• Directions: Using the listing below, extract each line that has the word "height" in it.

• Records shown:
--- start ---
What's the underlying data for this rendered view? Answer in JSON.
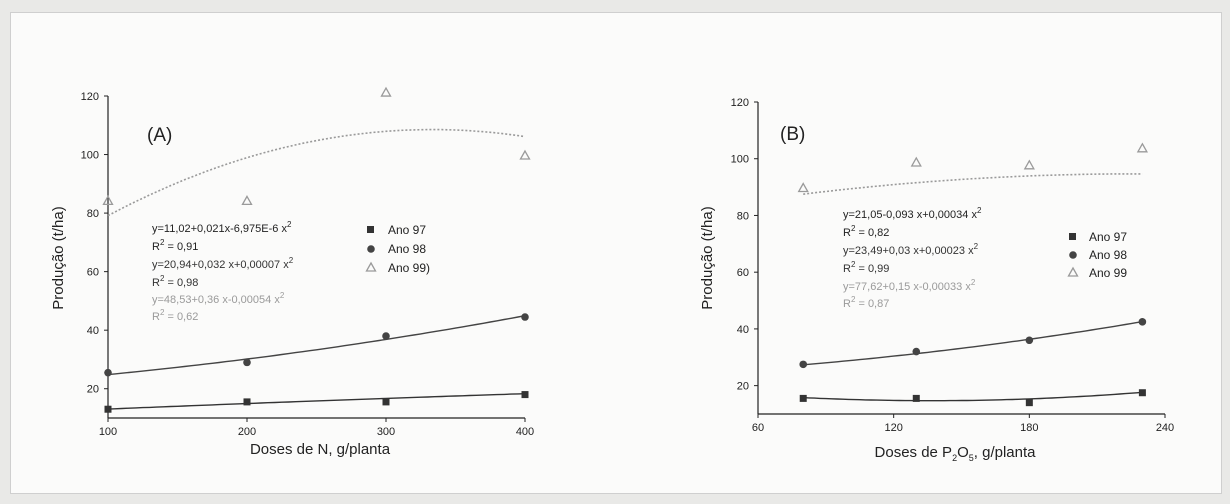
{
  "chart_data": [
    {
      "type": "scatter",
      "panel_label": "(A)",
      "xlabel": "Doses de N, g/planta",
      "ylabel": "Produção (t/ha)",
      "xlim": [
        100,
        400
      ],
      "ylim": [
        10,
        120
      ],
      "xticks": [
        100,
        200,
        300,
        400
      ],
      "yticks": [
        20,
        40,
        60,
        80,
        100,
        120
      ],
      "series": [
        {
          "name": "Ano 97",
          "marker": "square",
          "color": "#333333",
          "x": [
            100,
            200,
            300,
            400
          ],
          "y": [
            13,
            15.5,
            15.5,
            18
          ],
          "fit": [
            11.02,
            0.021,
            -6.975e-06
          ],
          "equation": "y=11,02+0,021x-6,975E-6 x",
          "equation_sup": "2",
          "r2": "R",
          "r2_sup": "2",
          "r2_value": " = 0,91"
        },
        {
          "name": "Ano 98",
          "marker": "circle",
          "color": "#444444",
          "x": [
            100,
            200,
            300,
            400
          ],
          "y": [
            25.5,
            29,
            38,
            44.5
          ],
          "fit": [
            20.94,
            0.032,
            7e-05
          ],
          "equation": "y=20,94+0,032 x+0,00007 x",
          "equation_sup": "2",
          "r2": "R",
          "r2_sup": "2",
          "r2_value": " = 0,98"
        },
        {
          "name": "Ano 99)",
          "marker": "triangle",
          "color": "#9a9a9a",
          "x": [
            100,
            200,
            300,
            400
          ],
          "y": [
            84,
            84,
            121,
            99.5
          ],
          "fit": [
            48.53,
            0.36,
            -0.00054
          ],
          "equation": "y=48,53+0,36 x-0,00054 x",
          "equation_sup": "2",
          "r2": "R",
          "r2_sup": "2",
          "r2_value": " = 0,62"
        }
      ]
    },
    {
      "type": "scatter",
      "panel_label": "(B)",
      "xlabel_parts": [
        "Doses de P",
        "2",
        "O",
        "5",
        ", g/planta"
      ],
      "ylabel": "Produção (t/ha)",
      "xlim": [
        60,
        240
      ],
      "ylim": [
        10,
        120
      ],
      "xticks": [
        60,
        120,
        180,
        240
      ],
      "yticks": [
        20,
        40,
        60,
        80,
        100,
        120
      ],
      "series": [
        {
          "name": "Ano 97",
          "marker": "square",
          "color": "#333333",
          "x": [
            80,
            130,
            180,
            230
          ],
          "y": [
            15.5,
            15.5,
            14,
            17.5
          ],
          "fit": [
            21.05,
            -0.093,
            0.00034
          ],
          "equation": "y=21,05-0,093 x+0,00034 x",
          "equation_sup": "2",
          "r2": "R",
          "r2_sup": "2",
          "r2_value": " = 0,82"
        },
        {
          "name": "Ano 98",
          "marker": "circle",
          "color": "#444444",
          "x": [
            80,
            130,
            180,
            230
          ],
          "y": [
            27.5,
            32,
            36,
            42.5
          ],
          "fit": [
            23.49,
            0.03,
            0.00023
          ],
          "equation": "y=23,49+0,03 x+0,00023 x",
          "equation_sup": "2",
          "r2": "R",
          "r2_sup": "2",
          "r2_value": " = 0,99"
        },
        {
          "name": "Ano 99",
          "marker": "triangle",
          "color": "#9a9a9a",
          "x": [
            80,
            130,
            180,
            230
          ],
          "y": [
            89.5,
            98.5,
            97.5,
            103.5
          ],
          "fit": [
            77.62,
            0.15,
            -0.00033
          ],
          "equation": "y=77,62+0,15 x-0,00033 x",
          "equation_sup": "2",
          "r2": "R",
          "r2_sup": "2",
          "r2_value": " = 0,87"
        }
      ]
    }
  ]
}
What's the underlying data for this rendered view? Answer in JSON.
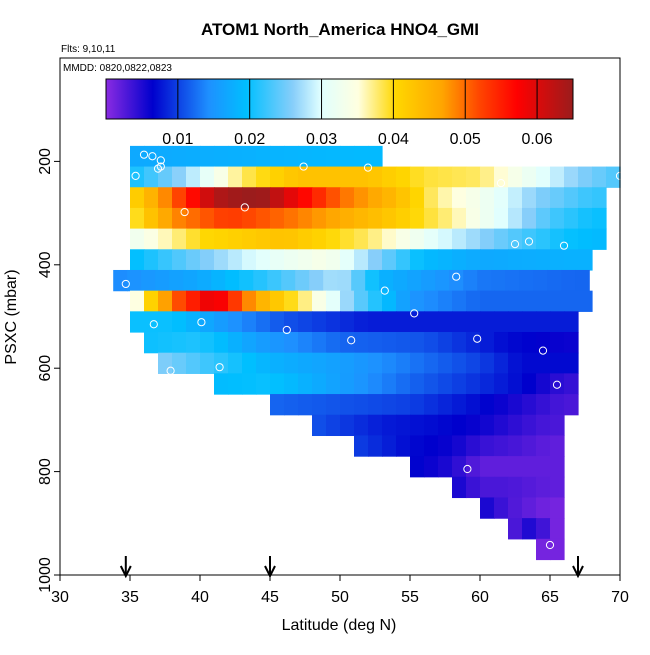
{
  "chart_data": {
    "type": "heatmap",
    "title": "ATOM1 North_America HNO4_GMI",
    "subtitle_flights": "Flts: 9,10,11",
    "subtitle_dates": "MMDD: 0820,0822,0823",
    "xlabel": "Latitude (deg N)",
    "ylabel": "PSXC (mbar)",
    "xlim": [
      30,
      70
    ],
    "ylim": [
      1000,
      0
    ],
    "x_ticks": [
      "30",
      "35",
      "40",
      "45",
      "50",
      "55",
      "60",
      "65",
      "70"
    ],
    "y_ticks": [
      "200",
      "400",
      "600",
      "800",
      "1000"
    ],
    "colorbar": {
      "range": [
        0,
        0.065
      ],
      "tick_labels": [
        "0.01",
        "0.02",
        "0.03",
        "0.04",
        "0.05",
        "0.06"
      ],
      "tick_values": [
        0.01,
        0.02,
        0.03,
        0.04,
        0.05,
        0.06
      ],
      "colors": [
        "#8a2be2",
        "#0000cd",
        "#1e90ff",
        "#00bfff",
        "#87cefa",
        "#e0ffff",
        "#ffffe0",
        "#ffd700",
        "#ffa500",
        "#ff4500",
        "#ff0000",
        "#9b1c1c"
      ],
      "color_stops": [
        0,
        0.1,
        0.22,
        0.3,
        0.4,
        0.46,
        0.54,
        0.62,
        0.72,
        0.8,
        0.88,
        1.0
      ]
    },
    "arrow_latitudes": [
      34.7,
      45,
      67
    ],
    "grid": {
      "lat_step": 1,
      "pressure_step": 40,
      "lat_start": 32.8,
      "rows": [
        {
          "p": 190,
          "lat_min": 35,
          "lat_max": 52,
          "anchors": [
            [
              35,
              0.017
            ],
            [
              52,
              0.019
            ]
          ]
        },
        {
          "p": 230,
          "lat_min": 35,
          "lat_max": 70,
          "anchors": [
            [
              35,
              0.02
            ],
            [
              39,
              0.027
            ],
            [
              43,
              0.038
            ],
            [
              47,
              0.043
            ],
            [
              52,
              0.043
            ],
            [
              56,
              0.039
            ],
            [
              60,
              0.038
            ],
            [
              64,
              0.031
            ],
            [
              67,
              0.026
            ],
            [
              70,
              0.023
            ]
          ]
        },
        {
          "p": 270,
          "lat_min": 35,
          "lat_max": 68,
          "anchors": [
            [
              35,
              0.04
            ],
            [
              38,
              0.05
            ],
            [
              41,
              0.063
            ],
            [
              44,
              0.066
            ],
            [
              47,
              0.058
            ],
            [
              50,
              0.05
            ],
            [
              54,
              0.044
            ],
            [
              57,
              0.037
            ],
            [
              60,
              0.033
            ],
            [
              64,
              0.026
            ],
            [
              68,
              0.022
            ]
          ]
        },
        {
          "p": 310,
          "lat_min": 35,
          "lat_max": 68,
          "anchors": [
            [
              35,
              0.038
            ],
            [
              38,
              0.048
            ],
            [
              42,
              0.053
            ],
            [
              46,
              0.05
            ],
            [
              50,
              0.046
            ],
            [
              54,
              0.042
            ],
            [
              58,
              0.037
            ],
            [
              62,
              0.029
            ],
            [
              65,
              0.023
            ],
            [
              68,
              0.02
            ]
          ]
        },
        {
          "p": 350,
          "lat_min": 35,
          "lat_max": 68,
          "anchors": [
            [
              35,
              0.032
            ],
            [
              40,
              0.04
            ],
            [
              46,
              0.043
            ],
            [
              52,
              0.038
            ],
            [
              57,
              0.03
            ],
            [
              62,
              0.024
            ],
            [
              66,
              0.02
            ],
            [
              68,
              0.019
            ]
          ]
        },
        {
          "p": 390,
          "lat_min": 35,
          "lat_max": 67,
          "anchors": [
            [
              35,
              0.019
            ],
            [
              39,
              0.024
            ],
            [
              44,
              0.03
            ],
            [
              49,
              0.034
            ],
            [
              52,
              0.027
            ],
            [
              56,
              0.019
            ],
            [
              60,
              0.017
            ],
            [
              67,
              0.018
            ]
          ]
        },
        {
          "p": 430,
          "lat_min": 33.8,
          "lat_max": 67,
          "anchors": [
            [
              34,
              0.014
            ],
            [
              40,
              0.017
            ],
            [
              45,
              0.022
            ],
            [
              50,
              0.028
            ],
            [
              53,
              0.018
            ],
            [
              60,
              0.013
            ],
            [
              67,
              0.012
            ]
          ]
        },
        {
          "p": 470,
          "lat_min": 35,
          "lat_max": 67,
          "anchors": [
            [
              35,
              0.032
            ],
            [
              38,
              0.05
            ],
            [
              41,
              0.06
            ],
            [
              44,
              0.046
            ],
            [
              48,
              0.036
            ],
            [
              51,
              0.025
            ],
            [
              55,
              0.015
            ],
            [
              60,
              0.012
            ],
            [
              67,
              0.012
            ]
          ]
        },
        {
          "p": 510,
          "lat_min": 35,
          "lat_max": 66,
          "anchors": [
            [
              35,
              0.02
            ],
            [
              38,
              0.02
            ],
            [
              42,
              0.015
            ],
            [
              46,
              0.011
            ],
            [
              52,
              0.008
            ],
            [
              60,
              0.008
            ],
            [
              66,
              0.008
            ]
          ]
        },
        {
          "p": 550,
          "lat_min": 36,
          "lat_max": 66,
          "anchors": [
            [
              36,
              0.02
            ],
            [
              40,
              0.021
            ],
            [
              44,
              0.016
            ],
            [
              50,
              0.012
            ],
            [
              56,
              0.011
            ],
            [
              62,
              0.007
            ],
            [
              66,
              0.006
            ]
          ]
        },
        {
          "p": 590,
          "lat_min": 37,
          "lat_max": 66,
          "anchors": [
            [
              37,
              0.026
            ],
            [
              40,
              0.023
            ],
            [
              45,
              0.018
            ],
            [
              50,
              0.016
            ],
            [
              55,
              0.013
            ],
            [
              60,
              0.01
            ],
            [
              63,
              0.007
            ],
            [
              66,
              0.007
            ]
          ]
        },
        {
          "p": 630,
          "lat_min": 41,
          "lat_max": 66,
          "anchors": [
            [
              41,
              0.019
            ],
            [
              45,
              0.02
            ],
            [
              50,
              0.016
            ],
            [
              55,
              0.012
            ],
            [
              60,
              0.009
            ],
            [
              63,
              0.007
            ],
            [
              66,
              0.004
            ]
          ]
        },
        {
          "p": 670,
          "lat_min": 45,
          "lat_max": 66,
          "anchors": [
            [
              45,
              0.012
            ],
            [
              50,
              0.011
            ],
            [
              55,
              0.01
            ],
            [
              60,
              0.007
            ],
            [
              63,
              0.005
            ],
            [
              66,
              0.003
            ]
          ]
        },
        {
          "p": 710,
          "lat_min": 48,
          "lat_max": 65,
          "anchors": [
            [
              48,
              0.011
            ],
            [
              53,
              0.008
            ],
            [
              57,
              0.007
            ],
            [
              60,
              0.006
            ],
            [
              63,
              0.004
            ],
            [
              65,
              0.003
            ]
          ]
        },
        {
          "p": 750,
          "lat_min": 51,
          "lat_max": 65,
          "anchors": [
            [
              51,
              0.01
            ],
            [
              55,
              0.007
            ],
            [
              58,
              0.006
            ],
            [
              60,
              0.004
            ],
            [
              63,
              0.003
            ],
            [
              65,
              0.002
            ]
          ]
        },
        {
          "p": 790,
          "lat_min": 55,
          "lat_max": 65,
          "anchors": [
            [
              55,
              0.007
            ],
            [
              58,
              0.005
            ],
            [
              60,
              0.002
            ],
            [
              63,
              0.002
            ],
            [
              65,
              0.002
            ]
          ]
        },
        {
          "p": 830,
          "lat_min": 58,
          "lat_max": 65,
          "anchors": [
            [
              58,
              0.006
            ],
            [
              60,
              0.003
            ],
            [
              62,
              0.003
            ],
            [
              65,
              0.002
            ]
          ]
        },
        {
          "p": 870,
          "lat_min": 60,
          "lat_max": 65,
          "anchors": [
            [
              60,
              0.006
            ],
            [
              62,
              0.003
            ],
            [
              65,
              0.001
            ]
          ]
        },
        {
          "p": 910,
          "lat_min": 62,
          "lat_max": 65,
          "anchors": [
            [
              62,
              0.002
            ],
            [
              64,
              0.006
            ],
            [
              65,
              0.001
            ]
          ]
        },
        {
          "p": 950,
          "lat_min": 64,
          "lat_max": 65,
          "anchors": [
            [
              64,
              0.001
            ],
            [
              65,
              0.001
            ]
          ]
        }
      ]
    },
    "observation_points": [
      [
        36.0,
        187
      ],
      [
        36.6,
        190
      ],
      [
        37.2,
        198
      ],
      [
        37.2,
        210
      ],
      [
        37.0,
        214
      ],
      [
        35.4,
        228
      ],
      [
        47.4,
        210
      ],
      [
        52.0,
        212
      ],
      [
        70.0,
        228
      ],
      [
        61.5,
        242
      ],
      [
        43.2,
        289
      ],
      [
        38.9,
        298
      ],
      [
        62.5,
        360
      ],
      [
        63.5,
        355
      ],
      [
        66.0,
        363
      ],
      [
        58.3,
        423
      ],
      [
        34.7,
        437
      ],
      [
        53.2,
        450
      ],
      [
        55.3,
        494
      ],
      [
        36.7,
        515
      ],
      [
        40.1,
        511
      ],
      [
        46.2,
        526
      ],
      [
        50.8,
        546
      ],
      [
        59.8,
        543
      ],
      [
        64.5,
        566
      ],
      [
        37.9,
        605
      ],
      [
        41.4,
        598
      ],
      [
        65.5,
        632
      ],
      [
        59.1,
        795
      ],
      [
        65.0,
        942
      ]
    ]
  }
}
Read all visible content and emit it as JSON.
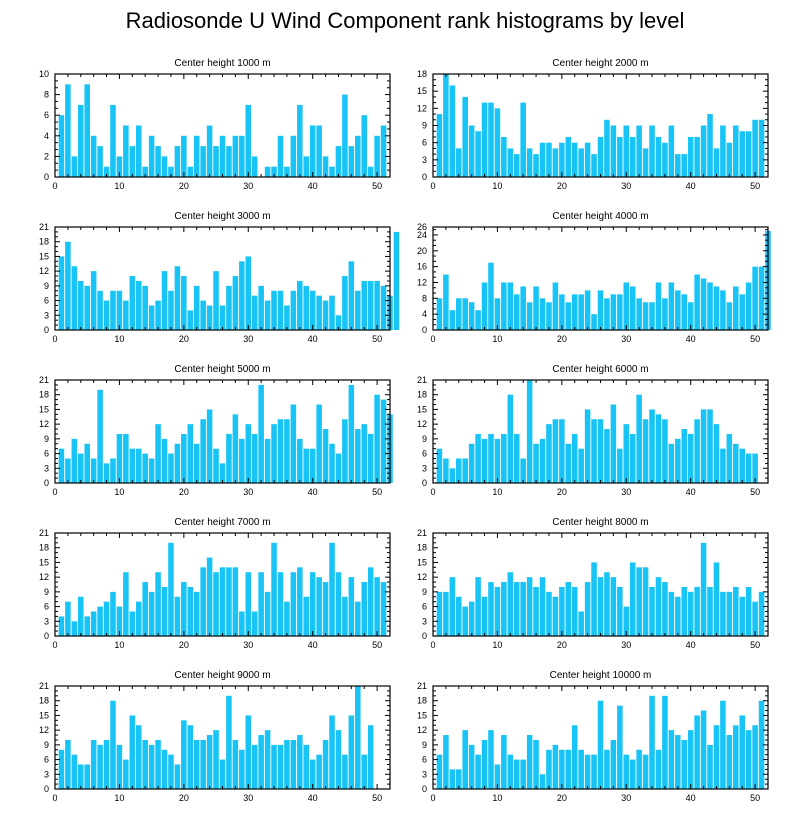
{
  "title": "Radiosonde U Wind Component rank histograms by level",
  "colors": {
    "bar": "#18C4F6",
    "axis": "#000000",
    "background": "#FFFFFF"
  },
  "chart_data": [
    {
      "type": "bar",
      "title": "Center height 1000 m",
      "xlabel": "",
      "ylabel": "",
      "xlim": [
        0,
        52
      ],
      "xticks": [
        0,
        10,
        20,
        30,
        40,
        50
      ],
      "ylim": [
        0,
        10
      ],
      "yticks": [
        0,
        2,
        4,
        6,
        8,
        10
      ],
      "values": [
        6,
        9,
        2,
        7,
        9,
        4,
        3,
        1,
        7,
        2,
        5,
        3,
        5,
        1,
        4,
        3,
        2,
        1,
        3,
        4,
        1,
        4,
        3,
        5,
        3,
        4,
        3,
        4,
        4,
        7,
        2,
        0,
        1,
        1,
        4,
        1,
        4,
        7,
        2,
        5,
        5,
        2,
        1,
        3,
        8,
        3,
        4,
        6,
        1,
        4,
        5
      ]
    },
    {
      "type": "bar",
      "title": "Center height 2000 m",
      "xlabel": "",
      "ylabel": "",
      "xlim": [
        0,
        52
      ],
      "xticks": [
        0,
        10,
        20,
        30,
        40,
        50
      ],
      "ylim": [
        0,
        18
      ],
      "yticks": [
        0,
        3,
        6,
        9,
        12,
        15,
        18
      ],
      "values": [
        11,
        18,
        16,
        5,
        14,
        9,
        8,
        13,
        13,
        12,
        7,
        5,
        4,
        13,
        5,
        4,
        6,
        6,
        5,
        6,
        7,
        6,
        5,
        6,
        4,
        7,
        10,
        9,
        7,
        9,
        7,
        9,
        5,
        9,
        7,
        6,
        9,
        4,
        4,
        7,
        7,
        9,
        11,
        5,
        9,
        6,
        9,
        8,
        8,
        10,
        10
      ]
    },
    {
      "type": "bar",
      "title": "Center height 3000 m",
      "xlabel": "",
      "ylabel": "",
      "xlim": [
        0,
        52
      ],
      "xticks": [
        0,
        10,
        20,
        30,
        40,
        50
      ],
      "ylim": [
        0,
        21
      ],
      "yticks": [
        0,
        3,
        6,
        9,
        12,
        15,
        18,
        21
      ],
      "values": [
        15,
        18,
        13,
        10,
        9,
        12,
        8,
        6,
        8,
        8,
        6,
        11,
        10,
        9,
        5,
        6,
        12,
        8,
        13,
        11,
        4,
        9,
        6,
        5,
        12,
        5,
        9,
        11,
        14,
        15,
        7,
        9,
        6,
        8,
        8,
        5,
        8,
        10,
        9,
        8,
        7,
        6,
        7,
        3,
        11,
        14,
        8,
        10,
        10,
        10,
        9,
        7,
        20
      ]
    },
    {
      "type": "bar",
      "title": "Center height 4000 m",
      "xlabel": "",
      "ylabel": "",
      "xlim": [
        0,
        52
      ],
      "xticks": [
        0,
        10,
        20,
        30,
        40,
        50
      ],
      "ylim": [
        0,
        26
      ],
      "yticks": [
        0,
        4,
        8,
        12,
        16,
        20,
        24,
        26
      ],
      "values": [
        8,
        14,
        5,
        8,
        8,
        7,
        5,
        12,
        17,
        8,
        12,
        12,
        9,
        11,
        7,
        11,
        8,
        7,
        12,
        9,
        7,
        9,
        9,
        10,
        4,
        10,
        8,
        9,
        9,
        12,
        11,
        8,
        7,
        7,
        12,
        8,
        12,
        10,
        9,
        7,
        14,
        13,
        12,
        11,
        10,
        7,
        11,
        9,
        12,
        16,
        16,
        25
      ]
    },
    {
      "type": "bar",
      "title": "Center height 5000 m",
      "xlabel": "",
      "ylabel": "",
      "xlim": [
        0,
        52
      ],
      "xticks": [
        0,
        10,
        20,
        30,
        40,
        50
      ],
      "ylim": [
        0,
        21
      ],
      "yticks": [
        0,
        3,
        6,
        9,
        12,
        15,
        18,
        21
      ],
      "values": [
        7,
        5,
        9,
        6,
        8,
        5,
        19,
        4,
        5,
        10,
        10,
        7,
        7,
        6,
        5,
        12,
        9,
        6,
        8,
        10,
        12,
        8,
        13,
        15,
        7,
        4,
        10,
        14,
        9,
        12,
        10,
        20,
        9,
        12,
        13,
        13,
        16,
        9,
        7,
        7,
        16,
        11,
        8,
        6,
        13,
        20,
        11,
        12,
        10,
        18,
        17,
        14
      ]
    },
    {
      "type": "bar",
      "title": "Center height 6000 m",
      "xlabel": "",
      "ylabel": "",
      "xlim": [
        0,
        52
      ],
      "xticks": [
        0,
        10,
        20,
        30,
        40,
        50
      ],
      "ylim": [
        0,
        21
      ],
      "yticks": [
        0,
        3,
        6,
        9,
        12,
        15,
        18,
        21
      ],
      "values": [
        7,
        5,
        3,
        5,
        5,
        8,
        10,
        9,
        10,
        9,
        10,
        18,
        10,
        5,
        21,
        8,
        9,
        12,
        13,
        13,
        8,
        10,
        7,
        15,
        13,
        13,
        11,
        16,
        7,
        12,
        10,
        18,
        13,
        15,
        14,
        13,
        8,
        9,
        11,
        10,
        13,
        15,
        15,
        12,
        7,
        10,
        8,
        7,
        6,
        6
      ]
    },
    {
      "type": "bar",
      "title": "Center height 7000 m",
      "xlabel": "",
      "ylabel": "",
      "xlim": [
        0,
        52
      ],
      "xticks": [
        0,
        10,
        20,
        30,
        40,
        50
      ],
      "ylim": [
        0,
        21
      ],
      "yticks": [
        0,
        3,
        6,
        9,
        12,
        15,
        18,
        21
      ],
      "values": [
        4,
        7,
        3,
        8,
        4,
        5,
        6,
        7,
        9,
        6,
        13,
        5,
        7,
        11,
        9,
        13,
        10,
        19,
        8,
        11,
        10,
        9,
        14,
        16,
        13,
        14,
        14,
        14,
        5,
        13,
        5,
        13,
        9,
        19,
        13,
        7,
        13,
        14,
        8,
        13,
        12,
        11,
        19,
        13,
        8,
        12,
        7,
        11,
        14,
        12,
        11
      ]
    },
    {
      "type": "bar",
      "title": "Center height 8000 m",
      "xlabel": "",
      "ylabel": "",
      "xlim": [
        0,
        52
      ],
      "xticks": [
        0,
        10,
        20,
        30,
        40,
        50
      ],
      "ylim": [
        0,
        21
      ],
      "yticks": [
        0,
        3,
        6,
        9,
        12,
        15,
        18,
        21
      ],
      "values": [
        9,
        9,
        12,
        8,
        6,
        7,
        12,
        8,
        11,
        10,
        11,
        13,
        11,
        11,
        12,
        10,
        12,
        9,
        8,
        10,
        11,
        10,
        5,
        11,
        15,
        12,
        13,
        12,
        10,
        6,
        15,
        14,
        14,
        10,
        12,
        11,
        9,
        8,
        10,
        9,
        10,
        19,
        10,
        15,
        9,
        9,
        10,
        8,
        10,
        7,
        9
      ]
    },
    {
      "type": "bar",
      "title": "Center height 9000 m",
      "xlabel": "",
      "ylabel": "",
      "xlim": [
        0,
        52
      ],
      "xticks": [
        0,
        10,
        20,
        30,
        40,
        50
      ],
      "ylim": [
        0,
        21
      ],
      "yticks": [
        0,
        3,
        6,
        9,
        12,
        15,
        18,
        21
      ],
      "values": [
        8,
        10,
        7,
        5,
        5,
        10,
        9,
        10,
        18,
        9,
        6,
        15,
        13,
        10,
        9,
        10,
        8,
        7,
        5,
        14,
        13,
        10,
        10,
        11,
        12,
        6,
        19,
        10,
        8,
        15,
        9,
        11,
        12,
        9,
        9,
        10,
        10,
        11,
        9,
        6,
        7,
        10,
        15,
        12,
        7,
        15,
        21,
        7,
        13
      ]
    },
    {
      "type": "bar",
      "title": "Center height 10000 m",
      "xlabel": "",
      "ylabel": "",
      "xlim": [
        0,
        52
      ],
      "xticks": [
        0,
        10,
        20,
        30,
        40,
        50
      ],
      "ylim": [
        0,
        21
      ],
      "yticks": [
        0,
        3,
        6,
        9,
        12,
        15,
        18,
        21
      ],
      "values": [
        7,
        11,
        4,
        4,
        12,
        9,
        7,
        10,
        12,
        5,
        11,
        7,
        6,
        6,
        11,
        10,
        3,
        8,
        9,
        8,
        8,
        13,
        8,
        7,
        7,
        18,
        8,
        10,
        17,
        7,
        6,
        8,
        7,
        19,
        8,
        19,
        12,
        11,
        10,
        12,
        15,
        16,
        9,
        13,
        18,
        11,
        13,
        15,
        12,
        13,
        18
      ]
    }
  ]
}
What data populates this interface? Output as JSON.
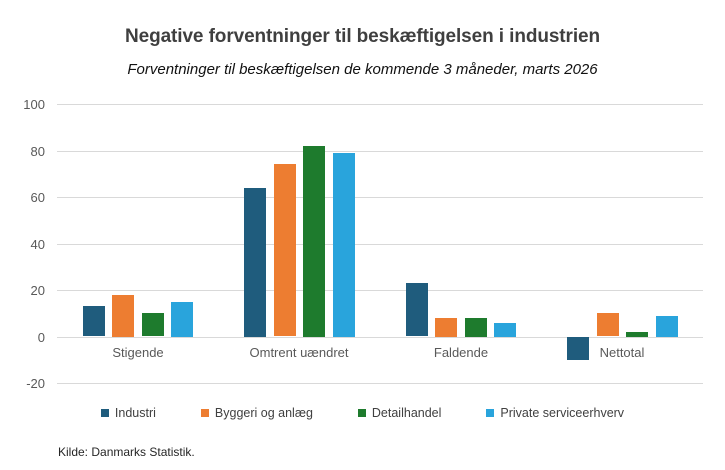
--- end ---
• Solution to the problem:
      "title": "Center height 1000 m",
      "title": "Center height 2000 m",
      "title": "Center height 3000 m",
      "title": "Center height 4000 m",
      "title": "Center height 5000 m",
      "title": "Center height 6000 m",
      "title": "Center height 7000 m",
      "title": "Center height 8000 m",
      "title": "Center height 9000 m",
      "title": "Center height 10000 m",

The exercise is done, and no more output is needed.